Collected data entries:
•••

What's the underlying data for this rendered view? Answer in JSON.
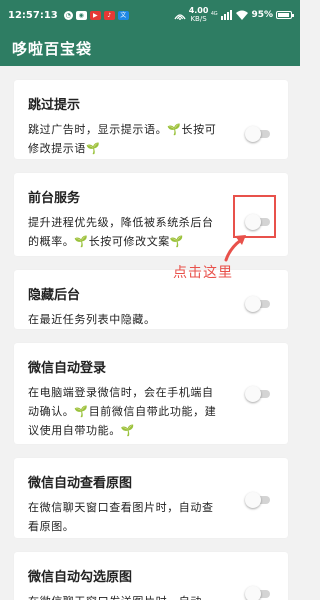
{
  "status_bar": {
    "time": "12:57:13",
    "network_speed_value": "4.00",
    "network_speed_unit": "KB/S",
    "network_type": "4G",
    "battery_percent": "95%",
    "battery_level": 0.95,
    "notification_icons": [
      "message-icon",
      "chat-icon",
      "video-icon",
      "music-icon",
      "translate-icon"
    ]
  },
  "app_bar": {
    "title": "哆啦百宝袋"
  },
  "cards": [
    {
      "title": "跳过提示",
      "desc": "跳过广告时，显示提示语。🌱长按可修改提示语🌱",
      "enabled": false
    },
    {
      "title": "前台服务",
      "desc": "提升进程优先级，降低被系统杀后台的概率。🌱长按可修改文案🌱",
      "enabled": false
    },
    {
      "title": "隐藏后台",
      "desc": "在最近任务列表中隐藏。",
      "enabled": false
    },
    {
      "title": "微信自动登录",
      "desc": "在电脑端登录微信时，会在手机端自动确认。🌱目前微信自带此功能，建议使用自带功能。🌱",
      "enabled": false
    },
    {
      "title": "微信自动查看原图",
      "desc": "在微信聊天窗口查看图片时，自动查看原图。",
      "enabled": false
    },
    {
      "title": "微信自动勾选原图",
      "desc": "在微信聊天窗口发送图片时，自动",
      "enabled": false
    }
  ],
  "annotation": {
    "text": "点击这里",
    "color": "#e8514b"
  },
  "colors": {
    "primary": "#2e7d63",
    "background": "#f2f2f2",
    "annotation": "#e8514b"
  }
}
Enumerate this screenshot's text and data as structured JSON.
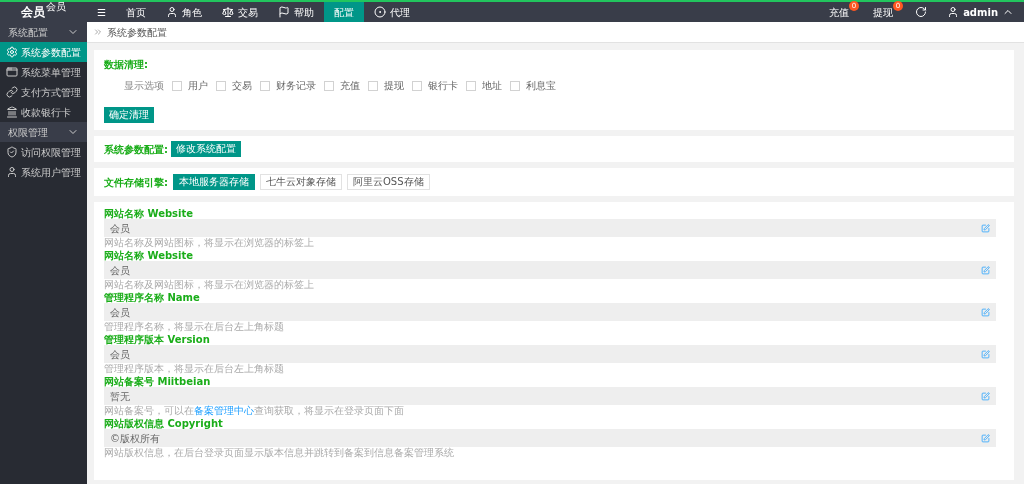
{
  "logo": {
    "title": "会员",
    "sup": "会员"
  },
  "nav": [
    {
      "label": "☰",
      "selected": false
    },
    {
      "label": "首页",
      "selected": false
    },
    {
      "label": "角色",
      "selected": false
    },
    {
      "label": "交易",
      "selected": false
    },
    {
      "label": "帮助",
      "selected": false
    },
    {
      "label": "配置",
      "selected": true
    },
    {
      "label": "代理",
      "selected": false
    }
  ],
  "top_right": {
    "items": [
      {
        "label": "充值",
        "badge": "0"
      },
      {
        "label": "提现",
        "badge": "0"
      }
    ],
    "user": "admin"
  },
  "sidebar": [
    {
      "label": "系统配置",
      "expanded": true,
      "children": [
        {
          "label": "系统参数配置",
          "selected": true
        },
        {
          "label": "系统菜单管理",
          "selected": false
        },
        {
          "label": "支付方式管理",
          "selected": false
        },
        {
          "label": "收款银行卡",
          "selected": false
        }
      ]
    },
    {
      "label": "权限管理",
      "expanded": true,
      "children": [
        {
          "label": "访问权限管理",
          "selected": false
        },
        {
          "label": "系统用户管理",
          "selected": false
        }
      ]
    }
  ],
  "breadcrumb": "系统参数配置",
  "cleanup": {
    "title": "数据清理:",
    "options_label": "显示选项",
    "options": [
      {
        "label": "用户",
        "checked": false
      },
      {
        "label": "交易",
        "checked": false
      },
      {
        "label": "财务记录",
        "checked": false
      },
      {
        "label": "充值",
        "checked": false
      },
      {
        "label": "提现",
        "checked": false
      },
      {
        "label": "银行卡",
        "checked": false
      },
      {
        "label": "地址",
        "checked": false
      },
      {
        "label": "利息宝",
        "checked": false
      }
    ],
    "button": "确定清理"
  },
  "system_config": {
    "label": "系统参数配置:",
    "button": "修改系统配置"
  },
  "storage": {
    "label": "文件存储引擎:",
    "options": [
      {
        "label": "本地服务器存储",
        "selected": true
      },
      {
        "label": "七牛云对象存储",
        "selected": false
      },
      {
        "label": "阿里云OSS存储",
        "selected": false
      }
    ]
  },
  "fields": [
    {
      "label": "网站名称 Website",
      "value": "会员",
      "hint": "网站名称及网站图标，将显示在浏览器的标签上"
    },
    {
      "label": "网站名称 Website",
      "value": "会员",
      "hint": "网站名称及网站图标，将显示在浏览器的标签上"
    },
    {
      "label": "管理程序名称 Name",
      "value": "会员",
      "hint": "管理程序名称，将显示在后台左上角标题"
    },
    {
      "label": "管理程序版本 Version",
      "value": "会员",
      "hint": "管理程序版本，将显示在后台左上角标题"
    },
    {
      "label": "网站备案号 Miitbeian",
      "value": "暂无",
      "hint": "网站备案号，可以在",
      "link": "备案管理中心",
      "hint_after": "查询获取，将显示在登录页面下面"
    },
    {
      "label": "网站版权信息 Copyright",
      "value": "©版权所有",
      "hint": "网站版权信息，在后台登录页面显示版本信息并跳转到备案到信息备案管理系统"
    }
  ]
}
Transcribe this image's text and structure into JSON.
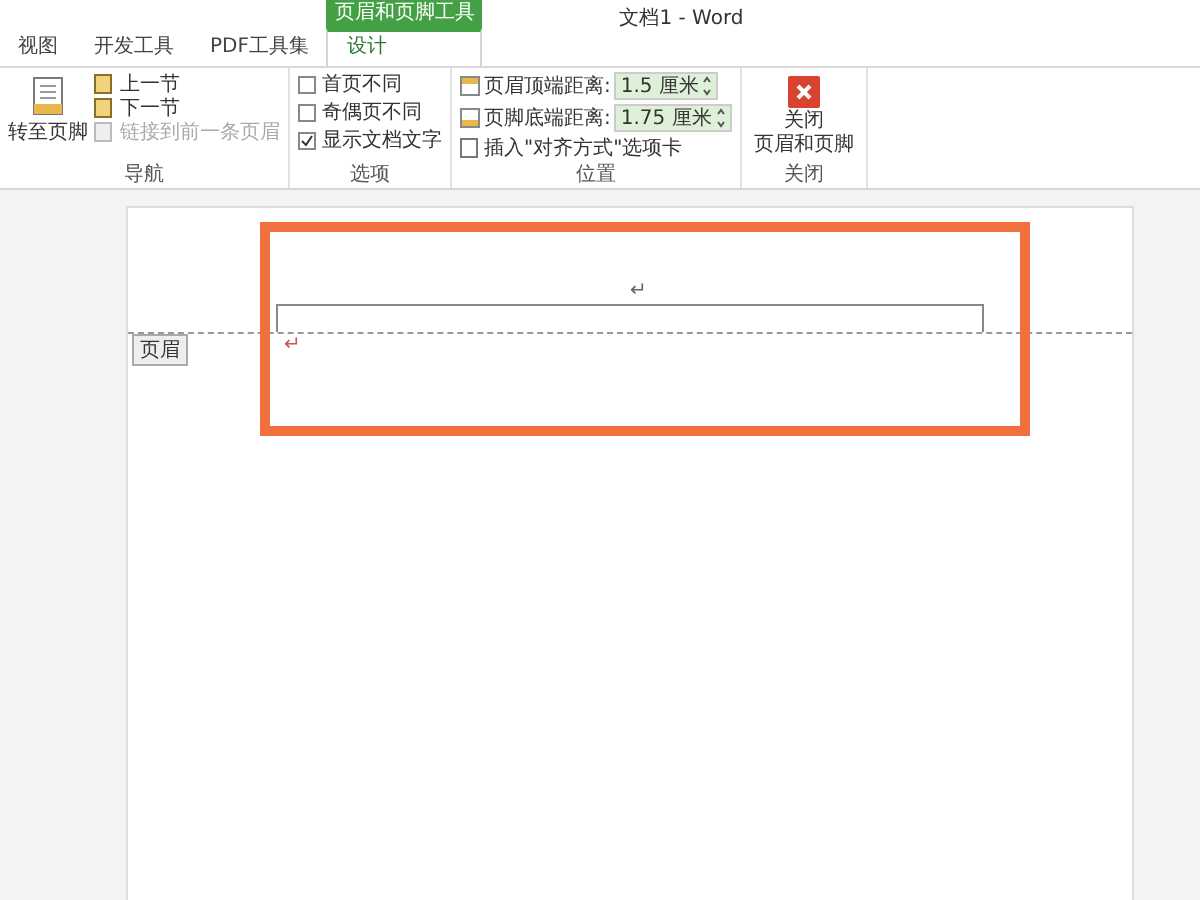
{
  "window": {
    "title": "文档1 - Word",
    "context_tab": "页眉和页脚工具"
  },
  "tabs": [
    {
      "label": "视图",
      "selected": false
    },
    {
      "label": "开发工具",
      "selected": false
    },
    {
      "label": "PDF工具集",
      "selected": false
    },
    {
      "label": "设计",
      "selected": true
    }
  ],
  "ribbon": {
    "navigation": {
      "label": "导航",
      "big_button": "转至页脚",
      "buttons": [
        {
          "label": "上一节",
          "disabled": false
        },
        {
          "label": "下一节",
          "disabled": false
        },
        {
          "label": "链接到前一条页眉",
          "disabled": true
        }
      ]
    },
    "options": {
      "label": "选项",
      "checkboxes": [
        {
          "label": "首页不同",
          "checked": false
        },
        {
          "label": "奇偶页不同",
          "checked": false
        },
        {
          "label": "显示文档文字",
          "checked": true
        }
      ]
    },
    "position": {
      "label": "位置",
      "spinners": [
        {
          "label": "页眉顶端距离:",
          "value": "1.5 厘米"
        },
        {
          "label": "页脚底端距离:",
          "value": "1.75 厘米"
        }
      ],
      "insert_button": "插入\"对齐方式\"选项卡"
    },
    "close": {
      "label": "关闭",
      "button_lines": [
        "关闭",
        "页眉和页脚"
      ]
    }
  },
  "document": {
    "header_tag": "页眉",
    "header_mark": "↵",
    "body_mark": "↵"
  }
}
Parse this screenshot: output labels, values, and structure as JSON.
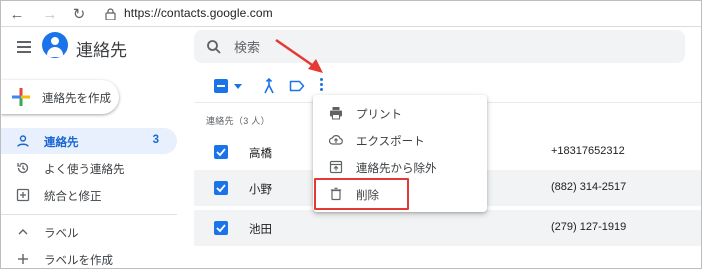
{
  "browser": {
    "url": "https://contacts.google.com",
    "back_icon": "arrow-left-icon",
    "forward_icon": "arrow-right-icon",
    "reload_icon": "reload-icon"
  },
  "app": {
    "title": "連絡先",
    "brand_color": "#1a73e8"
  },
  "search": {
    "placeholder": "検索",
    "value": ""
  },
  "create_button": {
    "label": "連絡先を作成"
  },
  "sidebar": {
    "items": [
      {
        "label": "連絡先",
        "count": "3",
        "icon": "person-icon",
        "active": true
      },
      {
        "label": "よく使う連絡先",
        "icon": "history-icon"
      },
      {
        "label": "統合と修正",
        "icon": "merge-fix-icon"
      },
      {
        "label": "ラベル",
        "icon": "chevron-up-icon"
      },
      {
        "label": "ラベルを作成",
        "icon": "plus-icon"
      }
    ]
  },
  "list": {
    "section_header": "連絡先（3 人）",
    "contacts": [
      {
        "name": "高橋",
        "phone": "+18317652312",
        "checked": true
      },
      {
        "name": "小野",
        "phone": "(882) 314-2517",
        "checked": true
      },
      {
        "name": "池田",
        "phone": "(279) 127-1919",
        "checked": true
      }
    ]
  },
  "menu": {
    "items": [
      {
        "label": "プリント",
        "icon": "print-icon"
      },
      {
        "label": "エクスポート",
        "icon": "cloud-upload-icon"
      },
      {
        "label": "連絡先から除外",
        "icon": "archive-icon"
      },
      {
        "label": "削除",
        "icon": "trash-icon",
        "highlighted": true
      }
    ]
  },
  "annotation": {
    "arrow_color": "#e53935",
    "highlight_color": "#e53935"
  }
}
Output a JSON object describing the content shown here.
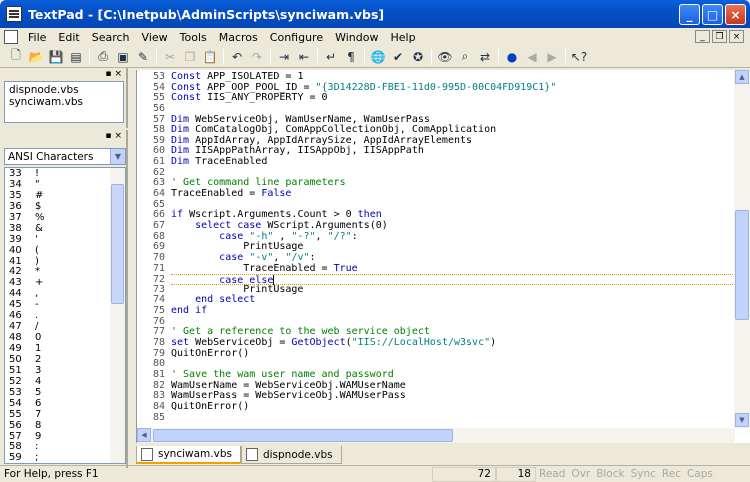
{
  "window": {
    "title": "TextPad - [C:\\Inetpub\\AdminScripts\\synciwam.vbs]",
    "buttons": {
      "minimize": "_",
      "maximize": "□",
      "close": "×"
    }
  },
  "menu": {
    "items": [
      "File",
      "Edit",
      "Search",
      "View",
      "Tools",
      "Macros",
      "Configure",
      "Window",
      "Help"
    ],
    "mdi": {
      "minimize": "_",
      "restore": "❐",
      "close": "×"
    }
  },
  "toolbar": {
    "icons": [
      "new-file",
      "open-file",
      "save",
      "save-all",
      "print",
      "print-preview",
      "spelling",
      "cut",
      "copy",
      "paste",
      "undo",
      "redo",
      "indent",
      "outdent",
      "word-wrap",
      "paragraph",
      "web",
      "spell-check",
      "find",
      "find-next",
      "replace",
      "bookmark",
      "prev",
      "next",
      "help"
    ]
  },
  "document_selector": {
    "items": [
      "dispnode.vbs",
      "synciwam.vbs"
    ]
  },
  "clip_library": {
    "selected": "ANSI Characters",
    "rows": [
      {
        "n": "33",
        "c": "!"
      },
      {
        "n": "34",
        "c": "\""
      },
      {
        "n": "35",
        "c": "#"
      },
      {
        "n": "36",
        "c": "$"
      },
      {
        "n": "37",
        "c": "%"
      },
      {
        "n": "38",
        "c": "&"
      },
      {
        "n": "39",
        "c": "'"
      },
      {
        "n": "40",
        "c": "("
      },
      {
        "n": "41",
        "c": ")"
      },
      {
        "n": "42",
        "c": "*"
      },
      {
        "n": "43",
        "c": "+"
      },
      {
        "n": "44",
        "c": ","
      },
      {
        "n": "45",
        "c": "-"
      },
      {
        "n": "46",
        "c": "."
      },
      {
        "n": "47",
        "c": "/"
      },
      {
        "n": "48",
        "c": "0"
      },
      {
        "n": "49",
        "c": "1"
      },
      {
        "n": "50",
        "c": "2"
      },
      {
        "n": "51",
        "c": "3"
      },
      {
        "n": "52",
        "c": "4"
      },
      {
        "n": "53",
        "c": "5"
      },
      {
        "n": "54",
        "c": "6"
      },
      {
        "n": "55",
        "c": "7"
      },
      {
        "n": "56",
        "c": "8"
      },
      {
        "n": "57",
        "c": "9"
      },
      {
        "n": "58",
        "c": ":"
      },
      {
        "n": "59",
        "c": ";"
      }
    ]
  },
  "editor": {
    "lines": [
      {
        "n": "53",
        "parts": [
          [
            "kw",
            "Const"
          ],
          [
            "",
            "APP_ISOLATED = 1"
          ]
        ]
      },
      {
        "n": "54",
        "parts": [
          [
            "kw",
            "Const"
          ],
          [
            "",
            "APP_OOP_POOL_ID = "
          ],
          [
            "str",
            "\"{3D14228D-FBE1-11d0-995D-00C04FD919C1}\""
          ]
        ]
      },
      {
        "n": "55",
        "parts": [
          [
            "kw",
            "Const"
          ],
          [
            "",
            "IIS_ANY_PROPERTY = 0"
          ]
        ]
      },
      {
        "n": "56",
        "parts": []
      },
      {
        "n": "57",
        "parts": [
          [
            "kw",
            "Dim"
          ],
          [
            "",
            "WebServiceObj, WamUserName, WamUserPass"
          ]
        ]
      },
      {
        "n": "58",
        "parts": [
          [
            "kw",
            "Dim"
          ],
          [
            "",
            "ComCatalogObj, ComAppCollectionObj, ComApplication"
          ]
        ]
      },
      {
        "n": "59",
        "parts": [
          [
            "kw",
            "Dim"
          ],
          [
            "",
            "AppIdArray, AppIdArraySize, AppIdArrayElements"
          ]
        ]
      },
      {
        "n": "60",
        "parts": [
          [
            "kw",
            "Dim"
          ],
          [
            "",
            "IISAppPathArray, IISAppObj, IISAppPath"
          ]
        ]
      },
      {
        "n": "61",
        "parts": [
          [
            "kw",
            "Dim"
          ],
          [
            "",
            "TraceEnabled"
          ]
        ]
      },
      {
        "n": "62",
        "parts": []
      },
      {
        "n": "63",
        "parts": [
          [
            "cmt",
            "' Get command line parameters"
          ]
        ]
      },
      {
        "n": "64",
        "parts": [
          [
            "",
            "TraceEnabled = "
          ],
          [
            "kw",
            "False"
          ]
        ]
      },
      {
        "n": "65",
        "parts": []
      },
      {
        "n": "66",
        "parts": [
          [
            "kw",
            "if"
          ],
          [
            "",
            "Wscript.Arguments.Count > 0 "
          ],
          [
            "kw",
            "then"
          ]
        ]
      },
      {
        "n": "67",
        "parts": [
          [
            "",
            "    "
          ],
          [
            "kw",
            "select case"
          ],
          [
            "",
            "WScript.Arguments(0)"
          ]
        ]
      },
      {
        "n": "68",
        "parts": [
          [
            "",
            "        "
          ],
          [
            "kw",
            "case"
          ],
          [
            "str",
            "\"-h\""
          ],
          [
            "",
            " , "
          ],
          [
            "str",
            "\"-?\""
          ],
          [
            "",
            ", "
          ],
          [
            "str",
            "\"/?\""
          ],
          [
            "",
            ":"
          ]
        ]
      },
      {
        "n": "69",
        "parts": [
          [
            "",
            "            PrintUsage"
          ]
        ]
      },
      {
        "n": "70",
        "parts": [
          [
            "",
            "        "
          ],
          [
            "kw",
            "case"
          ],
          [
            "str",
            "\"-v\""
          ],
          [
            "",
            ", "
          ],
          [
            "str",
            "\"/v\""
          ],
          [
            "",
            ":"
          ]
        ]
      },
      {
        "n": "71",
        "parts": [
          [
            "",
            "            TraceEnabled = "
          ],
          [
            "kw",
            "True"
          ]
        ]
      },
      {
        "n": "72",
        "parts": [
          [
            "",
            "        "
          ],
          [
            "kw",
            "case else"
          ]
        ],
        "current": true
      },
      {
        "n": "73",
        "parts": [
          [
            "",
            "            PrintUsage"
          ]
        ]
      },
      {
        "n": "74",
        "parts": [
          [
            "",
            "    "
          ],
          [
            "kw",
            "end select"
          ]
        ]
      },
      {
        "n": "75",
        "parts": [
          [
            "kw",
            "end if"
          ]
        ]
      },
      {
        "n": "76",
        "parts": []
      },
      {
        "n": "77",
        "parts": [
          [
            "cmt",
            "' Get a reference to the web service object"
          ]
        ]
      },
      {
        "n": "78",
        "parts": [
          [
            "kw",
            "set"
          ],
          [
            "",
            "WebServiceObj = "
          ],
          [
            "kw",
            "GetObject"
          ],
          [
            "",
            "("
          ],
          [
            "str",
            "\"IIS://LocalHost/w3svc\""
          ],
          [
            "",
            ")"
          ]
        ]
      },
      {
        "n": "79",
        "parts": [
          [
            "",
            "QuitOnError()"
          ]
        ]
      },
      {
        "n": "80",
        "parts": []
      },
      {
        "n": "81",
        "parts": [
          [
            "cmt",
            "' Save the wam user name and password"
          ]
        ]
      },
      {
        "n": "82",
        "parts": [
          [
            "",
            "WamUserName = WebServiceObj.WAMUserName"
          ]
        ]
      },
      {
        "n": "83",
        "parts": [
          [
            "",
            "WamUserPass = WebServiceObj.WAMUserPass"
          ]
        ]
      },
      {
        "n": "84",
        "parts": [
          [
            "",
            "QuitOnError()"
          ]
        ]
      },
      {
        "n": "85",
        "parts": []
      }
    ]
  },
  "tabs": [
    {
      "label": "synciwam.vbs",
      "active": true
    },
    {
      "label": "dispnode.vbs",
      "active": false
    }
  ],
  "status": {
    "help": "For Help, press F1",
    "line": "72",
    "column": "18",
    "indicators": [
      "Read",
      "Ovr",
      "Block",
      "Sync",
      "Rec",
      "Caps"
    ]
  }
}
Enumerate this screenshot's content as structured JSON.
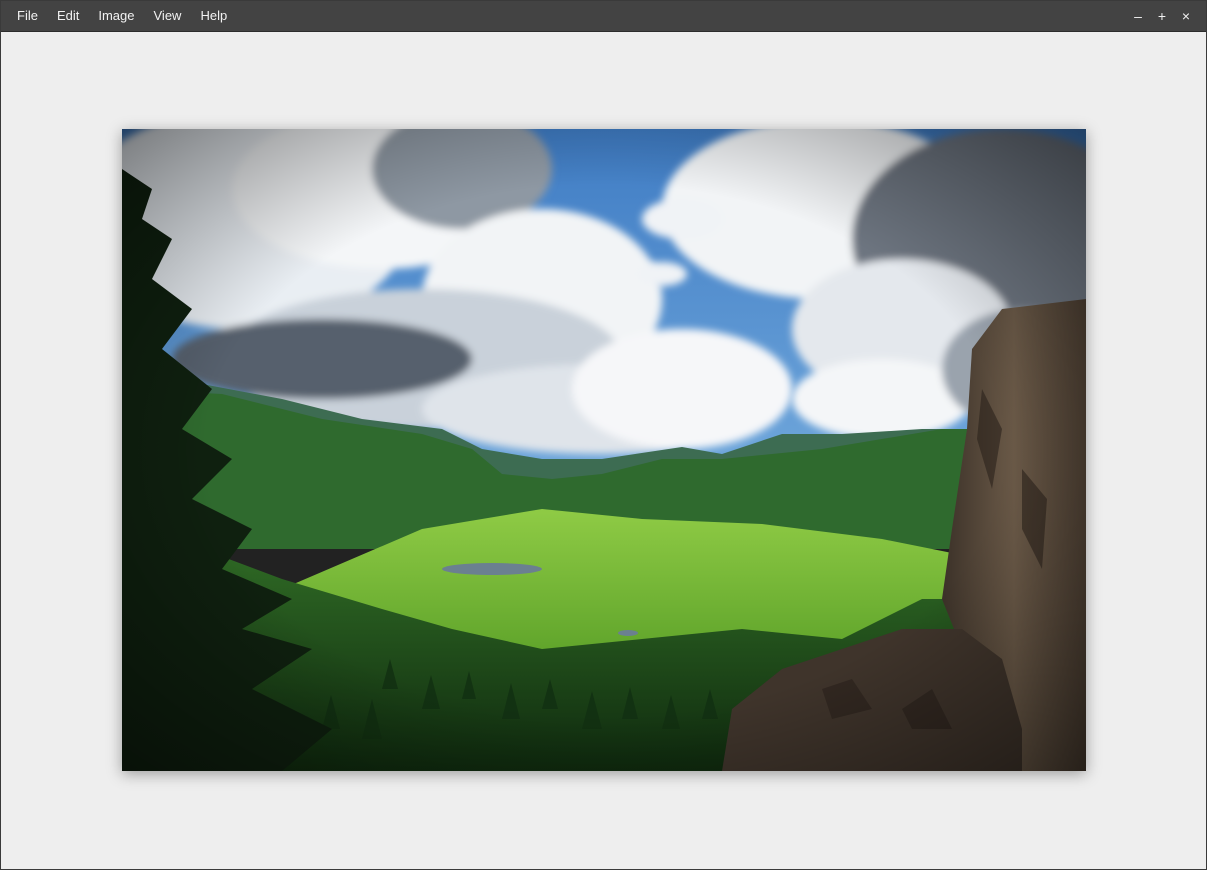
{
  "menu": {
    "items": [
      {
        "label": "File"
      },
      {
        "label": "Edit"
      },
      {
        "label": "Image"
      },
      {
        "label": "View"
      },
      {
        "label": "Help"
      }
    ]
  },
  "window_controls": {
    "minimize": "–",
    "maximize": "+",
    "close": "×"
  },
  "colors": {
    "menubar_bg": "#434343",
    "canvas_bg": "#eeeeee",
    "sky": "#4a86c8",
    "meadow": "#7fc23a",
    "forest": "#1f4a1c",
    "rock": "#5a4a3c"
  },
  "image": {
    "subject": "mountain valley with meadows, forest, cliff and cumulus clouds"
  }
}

•••

§ **PROBLEM DESCRIPTION**
Which lines hold the word "content"? Show each one.

§ **RESULT BELOW**
Output a JSON object describing the content shown here.
Enumerate this screenshot's content as structured JSON.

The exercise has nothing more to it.